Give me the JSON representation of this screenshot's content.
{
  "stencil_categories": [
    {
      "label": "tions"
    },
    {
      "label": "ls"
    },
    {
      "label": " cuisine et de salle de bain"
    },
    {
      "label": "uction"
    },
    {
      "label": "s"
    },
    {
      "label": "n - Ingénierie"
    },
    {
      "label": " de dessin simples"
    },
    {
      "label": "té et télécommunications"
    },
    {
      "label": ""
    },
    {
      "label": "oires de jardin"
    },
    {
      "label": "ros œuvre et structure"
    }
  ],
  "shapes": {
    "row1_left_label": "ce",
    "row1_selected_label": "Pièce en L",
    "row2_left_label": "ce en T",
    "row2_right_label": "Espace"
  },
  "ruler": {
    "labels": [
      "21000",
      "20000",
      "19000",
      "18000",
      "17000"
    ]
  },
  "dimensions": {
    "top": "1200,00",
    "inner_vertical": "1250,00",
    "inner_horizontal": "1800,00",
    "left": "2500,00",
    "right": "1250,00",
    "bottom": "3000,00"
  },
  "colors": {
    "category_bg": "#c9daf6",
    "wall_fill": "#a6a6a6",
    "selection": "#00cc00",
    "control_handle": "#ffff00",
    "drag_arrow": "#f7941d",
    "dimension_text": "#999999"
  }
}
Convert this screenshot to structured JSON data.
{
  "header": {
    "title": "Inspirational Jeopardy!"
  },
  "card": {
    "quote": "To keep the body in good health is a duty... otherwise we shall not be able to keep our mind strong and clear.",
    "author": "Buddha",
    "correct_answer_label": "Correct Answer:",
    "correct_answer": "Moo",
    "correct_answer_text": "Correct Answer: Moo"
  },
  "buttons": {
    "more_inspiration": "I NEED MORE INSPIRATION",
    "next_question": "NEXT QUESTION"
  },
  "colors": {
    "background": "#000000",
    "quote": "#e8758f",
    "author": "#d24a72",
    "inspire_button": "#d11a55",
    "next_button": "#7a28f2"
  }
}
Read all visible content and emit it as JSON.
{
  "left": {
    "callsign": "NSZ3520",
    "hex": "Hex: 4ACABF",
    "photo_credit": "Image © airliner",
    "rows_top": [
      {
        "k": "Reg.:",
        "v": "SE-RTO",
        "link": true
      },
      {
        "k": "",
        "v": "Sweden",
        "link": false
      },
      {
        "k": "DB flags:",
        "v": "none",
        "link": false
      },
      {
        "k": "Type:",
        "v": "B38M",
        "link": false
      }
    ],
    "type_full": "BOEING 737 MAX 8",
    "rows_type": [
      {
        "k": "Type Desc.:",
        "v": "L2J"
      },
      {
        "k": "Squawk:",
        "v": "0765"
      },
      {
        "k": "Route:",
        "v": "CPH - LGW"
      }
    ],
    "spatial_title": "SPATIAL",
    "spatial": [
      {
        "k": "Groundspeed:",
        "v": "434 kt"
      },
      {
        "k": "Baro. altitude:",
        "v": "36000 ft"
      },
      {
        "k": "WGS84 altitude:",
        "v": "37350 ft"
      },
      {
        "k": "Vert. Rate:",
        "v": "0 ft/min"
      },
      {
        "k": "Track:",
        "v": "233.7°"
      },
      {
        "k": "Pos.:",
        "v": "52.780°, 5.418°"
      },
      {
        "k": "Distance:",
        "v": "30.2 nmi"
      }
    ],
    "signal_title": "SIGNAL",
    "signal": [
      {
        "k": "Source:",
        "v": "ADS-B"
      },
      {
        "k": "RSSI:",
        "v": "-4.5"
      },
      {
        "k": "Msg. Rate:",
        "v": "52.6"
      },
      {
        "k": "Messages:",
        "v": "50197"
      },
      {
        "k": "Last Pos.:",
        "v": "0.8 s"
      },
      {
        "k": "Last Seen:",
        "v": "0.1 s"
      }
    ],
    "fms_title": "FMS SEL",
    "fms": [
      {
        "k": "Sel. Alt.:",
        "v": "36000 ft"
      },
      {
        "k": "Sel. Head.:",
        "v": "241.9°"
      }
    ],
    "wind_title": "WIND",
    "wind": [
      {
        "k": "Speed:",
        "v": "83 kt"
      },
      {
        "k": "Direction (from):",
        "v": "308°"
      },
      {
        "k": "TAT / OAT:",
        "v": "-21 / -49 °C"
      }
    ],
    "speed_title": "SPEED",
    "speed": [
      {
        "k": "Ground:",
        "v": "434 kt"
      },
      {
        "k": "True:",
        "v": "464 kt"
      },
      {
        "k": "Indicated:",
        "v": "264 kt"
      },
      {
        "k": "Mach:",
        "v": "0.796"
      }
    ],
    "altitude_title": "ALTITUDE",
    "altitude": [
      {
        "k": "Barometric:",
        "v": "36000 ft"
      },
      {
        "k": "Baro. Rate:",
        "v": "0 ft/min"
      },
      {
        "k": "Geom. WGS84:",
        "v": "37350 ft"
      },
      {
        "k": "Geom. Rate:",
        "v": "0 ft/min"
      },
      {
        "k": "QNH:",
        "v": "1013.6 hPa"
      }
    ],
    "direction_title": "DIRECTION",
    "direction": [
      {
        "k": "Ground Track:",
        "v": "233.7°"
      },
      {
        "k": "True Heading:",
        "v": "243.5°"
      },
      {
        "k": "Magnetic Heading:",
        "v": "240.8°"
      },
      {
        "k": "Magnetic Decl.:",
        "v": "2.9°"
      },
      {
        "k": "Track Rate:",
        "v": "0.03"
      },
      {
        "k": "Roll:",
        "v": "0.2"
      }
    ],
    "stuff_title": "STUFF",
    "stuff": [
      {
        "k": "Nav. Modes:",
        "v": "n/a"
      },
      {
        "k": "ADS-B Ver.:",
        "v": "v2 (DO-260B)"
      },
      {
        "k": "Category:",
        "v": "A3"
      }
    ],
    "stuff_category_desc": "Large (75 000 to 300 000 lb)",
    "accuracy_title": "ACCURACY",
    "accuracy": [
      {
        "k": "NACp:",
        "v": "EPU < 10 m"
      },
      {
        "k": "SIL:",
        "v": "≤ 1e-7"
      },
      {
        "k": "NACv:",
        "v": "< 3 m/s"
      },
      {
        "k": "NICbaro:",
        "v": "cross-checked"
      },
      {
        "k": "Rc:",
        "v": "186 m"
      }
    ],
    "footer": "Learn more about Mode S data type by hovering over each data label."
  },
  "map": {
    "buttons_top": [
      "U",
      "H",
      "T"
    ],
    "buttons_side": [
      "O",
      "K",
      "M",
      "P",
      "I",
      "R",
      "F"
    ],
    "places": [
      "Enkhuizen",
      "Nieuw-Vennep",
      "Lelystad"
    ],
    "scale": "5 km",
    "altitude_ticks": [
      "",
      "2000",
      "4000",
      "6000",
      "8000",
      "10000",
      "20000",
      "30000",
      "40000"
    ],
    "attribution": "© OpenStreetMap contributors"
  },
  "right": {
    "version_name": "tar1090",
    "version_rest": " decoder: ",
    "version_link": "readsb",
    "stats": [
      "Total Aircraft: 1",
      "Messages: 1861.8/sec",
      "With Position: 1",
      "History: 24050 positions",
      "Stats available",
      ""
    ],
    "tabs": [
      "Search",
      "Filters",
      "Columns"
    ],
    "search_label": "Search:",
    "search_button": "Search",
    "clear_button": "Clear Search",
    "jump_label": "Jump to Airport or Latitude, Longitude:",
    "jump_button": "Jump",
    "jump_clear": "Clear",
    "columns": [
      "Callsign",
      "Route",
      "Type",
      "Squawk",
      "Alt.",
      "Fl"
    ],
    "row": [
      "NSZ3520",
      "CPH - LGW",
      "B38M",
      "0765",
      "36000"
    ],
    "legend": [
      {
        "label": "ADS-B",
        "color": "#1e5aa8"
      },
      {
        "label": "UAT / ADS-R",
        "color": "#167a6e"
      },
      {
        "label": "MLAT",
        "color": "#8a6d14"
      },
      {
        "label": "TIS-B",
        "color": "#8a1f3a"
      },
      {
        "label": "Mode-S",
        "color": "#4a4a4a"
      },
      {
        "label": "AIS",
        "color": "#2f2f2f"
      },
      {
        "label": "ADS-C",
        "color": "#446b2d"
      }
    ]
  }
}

=== WHAT NEEDS TO BE DONE ===
Pick out, from the lines above, every one that contains the string "JSON".

=== CORRECT RESPONSE ===
Give me the JSON representation of this screenshot's content.
Convert this screenshot to structured JSON data.
Read all visible content and emit it as JSON.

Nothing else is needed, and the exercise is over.